§ What you should do
Please copy the listing below, substituting "scale-tick" for every occurrence of "ring-tick" and keeping everything else unchanged.

§ The data
※ ※ ※

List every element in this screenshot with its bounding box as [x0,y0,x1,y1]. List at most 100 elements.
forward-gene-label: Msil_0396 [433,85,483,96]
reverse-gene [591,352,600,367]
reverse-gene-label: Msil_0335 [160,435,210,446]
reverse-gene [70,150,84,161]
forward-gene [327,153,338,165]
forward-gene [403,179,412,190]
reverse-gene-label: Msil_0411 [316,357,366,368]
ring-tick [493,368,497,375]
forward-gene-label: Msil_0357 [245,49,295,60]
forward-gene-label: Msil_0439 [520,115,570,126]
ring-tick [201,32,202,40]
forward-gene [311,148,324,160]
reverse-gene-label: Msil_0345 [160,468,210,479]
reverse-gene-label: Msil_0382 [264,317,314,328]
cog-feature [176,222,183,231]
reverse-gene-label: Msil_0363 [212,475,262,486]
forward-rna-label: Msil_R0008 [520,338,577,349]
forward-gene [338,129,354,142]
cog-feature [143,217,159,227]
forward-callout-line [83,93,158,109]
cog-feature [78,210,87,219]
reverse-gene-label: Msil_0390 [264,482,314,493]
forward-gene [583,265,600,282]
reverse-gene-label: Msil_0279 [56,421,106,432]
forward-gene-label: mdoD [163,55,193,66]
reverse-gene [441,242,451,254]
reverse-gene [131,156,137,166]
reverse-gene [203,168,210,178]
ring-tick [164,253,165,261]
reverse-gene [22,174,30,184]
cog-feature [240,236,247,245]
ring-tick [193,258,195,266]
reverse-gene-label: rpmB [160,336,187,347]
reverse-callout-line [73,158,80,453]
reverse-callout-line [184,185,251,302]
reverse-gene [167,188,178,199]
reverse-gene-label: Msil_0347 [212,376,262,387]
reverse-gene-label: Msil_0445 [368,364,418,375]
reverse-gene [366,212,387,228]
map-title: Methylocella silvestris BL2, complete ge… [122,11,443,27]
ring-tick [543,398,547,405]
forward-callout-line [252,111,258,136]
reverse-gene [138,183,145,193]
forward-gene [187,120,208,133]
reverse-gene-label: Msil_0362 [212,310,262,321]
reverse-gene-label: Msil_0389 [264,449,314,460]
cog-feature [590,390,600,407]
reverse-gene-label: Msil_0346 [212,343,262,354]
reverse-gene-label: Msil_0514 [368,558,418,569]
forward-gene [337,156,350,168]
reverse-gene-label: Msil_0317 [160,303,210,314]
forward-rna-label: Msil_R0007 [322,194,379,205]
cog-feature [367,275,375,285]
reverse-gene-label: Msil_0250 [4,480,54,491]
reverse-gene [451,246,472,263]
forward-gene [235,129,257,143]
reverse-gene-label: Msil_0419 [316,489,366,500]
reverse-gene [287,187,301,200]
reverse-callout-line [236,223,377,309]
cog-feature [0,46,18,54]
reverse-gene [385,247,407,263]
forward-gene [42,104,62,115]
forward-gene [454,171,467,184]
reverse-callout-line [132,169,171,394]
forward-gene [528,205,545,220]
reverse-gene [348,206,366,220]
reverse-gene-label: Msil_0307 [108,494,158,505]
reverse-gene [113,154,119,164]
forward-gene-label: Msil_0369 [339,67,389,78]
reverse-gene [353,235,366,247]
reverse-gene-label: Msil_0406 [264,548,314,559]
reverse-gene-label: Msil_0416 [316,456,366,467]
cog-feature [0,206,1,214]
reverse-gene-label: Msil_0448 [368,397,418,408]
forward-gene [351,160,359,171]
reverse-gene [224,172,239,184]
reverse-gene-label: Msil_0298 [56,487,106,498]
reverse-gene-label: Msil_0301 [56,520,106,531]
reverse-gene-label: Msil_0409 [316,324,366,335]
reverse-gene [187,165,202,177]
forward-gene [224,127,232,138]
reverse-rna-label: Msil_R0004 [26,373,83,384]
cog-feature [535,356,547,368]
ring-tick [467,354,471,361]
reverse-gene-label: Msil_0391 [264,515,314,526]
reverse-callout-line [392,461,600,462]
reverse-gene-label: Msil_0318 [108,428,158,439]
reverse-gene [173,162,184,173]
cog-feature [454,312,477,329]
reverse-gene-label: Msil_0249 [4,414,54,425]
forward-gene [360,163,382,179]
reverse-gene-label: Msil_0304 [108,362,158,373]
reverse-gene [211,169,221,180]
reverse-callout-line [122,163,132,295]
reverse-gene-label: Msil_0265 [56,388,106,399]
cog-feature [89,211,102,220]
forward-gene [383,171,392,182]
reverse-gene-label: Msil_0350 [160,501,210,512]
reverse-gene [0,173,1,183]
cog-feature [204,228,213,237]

※ ※ ※

§ Answer to the problem
List every element in this screenshot with its bounding box as [x0,y0,x1,y1]. List at most 100 elements.
forward-gene-label: Msil_0396 [433,85,483,96]
reverse-gene [591,352,600,367]
reverse-gene-label: Msil_0335 [160,435,210,446]
reverse-gene [70,150,84,161]
forward-gene [327,153,338,165]
forward-gene [403,179,412,190]
reverse-gene-label: Msil_0411 [316,357,366,368]
scale-tick [493,368,497,375]
forward-gene-label: Msil_0357 [245,49,295,60]
forward-gene-label: Msil_0439 [520,115,570,126]
scale-tick [201,32,202,40]
forward-gene [311,148,324,160]
reverse-gene-label: Msil_0345 [160,468,210,479]
reverse-gene-label: Msil_0382 [264,317,314,328]
cog-feature [176,222,183,231]
reverse-gene-label: Msil_0363 [212,475,262,486]
forward-rna-label: Msil_R0008 [520,338,577,349]
forward-gene [338,129,354,142]
cog-feature [143,217,159,227]
forward-callout-line [83,93,158,109]
cog-feature [78,210,87,219]
reverse-gene-label: Msil_0390 [264,482,314,493]
forward-gene [583,265,600,282]
reverse-gene-label: Msil_0279 [56,421,106,432]
forward-gene-label: mdoD [163,55,193,66]
reverse-gene [441,242,451,254]
reverse-gene [131,156,137,166]
reverse-gene [203,168,210,178]
scale-tick [164,253,165,261]
reverse-gene [22,174,30,184]
cog-feature [240,236,247,245]
scale-tick [193,258,195,266]
reverse-gene-label: rpmB [160,336,187,347]
reverse-callout-line [73,158,80,453]
reverse-callout-line [184,185,251,302]
reverse-gene [167,188,178,199]
reverse-gene-label: Msil_0347 [212,376,262,387]
reverse-gene-label: Msil_0445 [368,364,418,375]
reverse-gene [366,212,387,228]
map-title: Methylocella silvestris BL2, complete ge… [122,11,443,27]
scale-tick [543,398,547,405]
forward-callout-line [252,111,258,136]
reverse-gene [138,183,145,193]
forward-gene [187,120,208,133]
reverse-gene-label: Msil_0362 [212,310,262,321]
reverse-gene-label: Msil_0389 [264,449,314,460]
cog-feature [590,390,600,407]
reverse-gene-label: Msil_0346 [212,343,262,354]
reverse-gene-label: Msil_0514 [368,558,418,569]
forward-gene [337,156,350,168]
reverse-gene-label: Msil_0317 [160,303,210,314]
forward-rna-label: Msil_R0007 [322,194,379,205]
cog-feature [367,275,375,285]
reverse-gene-label: Msil_0250 [4,480,54,491]
reverse-gene [451,246,472,263]
forward-gene [235,129,257,143]
reverse-gene-label: Msil_0419 [316,489,366,500]
reverse-gene [287,187,301,200]
reverse-callout-line [236,223,377,309]
cog-feature [0,46,18,54]
reverse-gene [385,247,407,263]
forward-gene [42,104,62,115]
forward-gene [454,171,467,184]
reverse-callout-line [132,169,171,394]
forward-gene [528,205,545,220]
reverse-gene [348,206,366,220]
reverse-gene-label: Msil_0307 [108,494,158,505]
reverse-gene [113,154,119,164]
forward-gene-label: Msil_0369 [339,67,389,78]
reverse-gene [353,235,366,247]
reverse-gene-label: Msil_0406 [264,548,314,559]
reverse-gene-label: Msil_0416 [316,456,366,467]
cog-feature [0,206,1,214]
reverse-gene-label: Msil_0448 [368,397,418,408]
forward-gene [351,160,359,171]
reverse-gene [224,172,239,184]
reverse-gene-label: Msil_0298 [56,487,106,498]
reverse-gene-label: Msil_0301 [56,520,106,531]
reverse-gene-label: Msil_0409 [316,324,366,335]
reverse-gene [187,165,202,177]
forward-gene [224,127,232,138]
reverse-rna-label: Msil_R0004 [26,373,83,384]
cog-feature [535,356,547,368]
scale-tick [467,354,471,361]
reverse-gene-label: Msil_0391 [264,515,314,526]
reverse-callout-line [392,461,600,462]
reverse-gene-label: Msil_0318 [108,428,158,439]
reverse-gene [173,162,184,173]
cog-feature [454,312,477,329]
reverse-gene-label: Msil_0249 [4,414,54,425]
forward-gene [360,163,382,179]
reverse-gene-label: Msil_0304 [108,362,158,373]
reverse-gene [211,169,221,180]
reverse-callout-line [122,163,132,295]
reverse-gene-label: Msil_0265 [56,388,106,399]
cog-feature [89,211,102,220]
forward-gene [383,171,392,182]
reverse-gene-label: Msil_0350 [160,501,210,512]
reverse-gene [0,173,1,183]
cog-feature [204,228,213,237]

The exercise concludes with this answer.